The exercise
Scan the listing below and copy every line holding "title".

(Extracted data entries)
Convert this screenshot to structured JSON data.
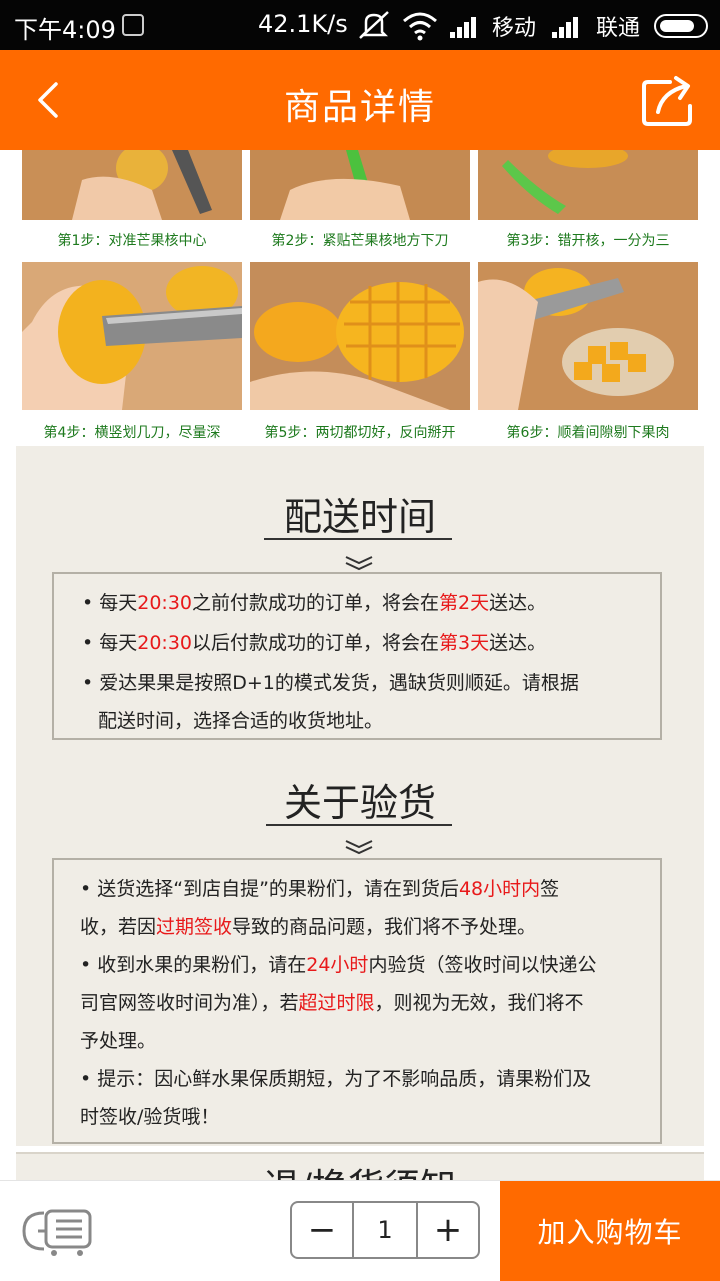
{
  "status_bar": {
    "time": "下午4:09",
    "speed": "42.1K/s",
    "carrier1": "移动",
    "carrier2": "联通"
  },
  "header": {
    "title": "商品详情",
    "back_icon": "chevron-left-icon",
    "share_icon": "share-icon"
  },
  "steps": [
    {
      "label": "第1步：对准芒果核中心"
    },
    {
      "label": "第2步：紧贴芒果核地方下刀"
    },
    {
      "label": "第3步：错开核，一分为三"
    },
    {
      "label": "第4步：横竖划几刀，尽量深"
    },
    {
      "label": "第5步：两切都切好，反向掰开"
    },
    {
      "label": "第6步：顺着间隙剔下果肉"
    }
  ],
  "delivery": {
    "title": "配送时间",
    "lines": [
      {
        "a": "• 每天",
        "b": "20:30",
        "c": "之前付款成功的订单，将会在",
        "d": "第2天",
        "e": "送达。"
      },
      {
        "a": "• 每天",
        "b": "20:30",
        "c": "以后付款成功的订单，将会在",
        "d": "第3天",
        "e": "送达。"
      }
    ],
    "line3": "• 爱达果果是按照D+1的模式发货，遇缺货则顺延。请根据",
    "line4": "配送时间，选择合适的收货地址。"
  },
  "inspection": {
    "title": "关于验货",
    "p1a": "• 送货选择“到店自提”的果粉们，请在到货后",
    "p1b": "48小时内",
    "p1c": "签",
    "p2a": "收，若因",
    "p2b": "过期签收",
    "p2c": "导致的商品问题，我们将不予处理。",
    "p3a": "• 收到水果的果粉们，请在",
    "p3b": "24小时",
    "p3c": "内验货（签收时间以快递公",
    "p4a": "司官网签收时间为准），若",
    "p4b": "超过时限",
    "p4c": "，则视为无效，我们将不",
    "p5": "予处理。",
    "p6": "• 提示：因心鲜水果保质期短，为了不影响品质，请果粉们及",
    "p7": "时签收/验货哦！"
  },
  "returns": {
    "title": "退/换货须知"
  },
  "bottom": {
    "quantity": "1",
    "minus": "−",
    "plus": "+",
    "add_to_cart": "加入购物车"
  }
}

Solution to the problem
    "title": "商品详情",
    "title": "配送时间",
    "title": "关于验货",
    "title": "退/换货须知"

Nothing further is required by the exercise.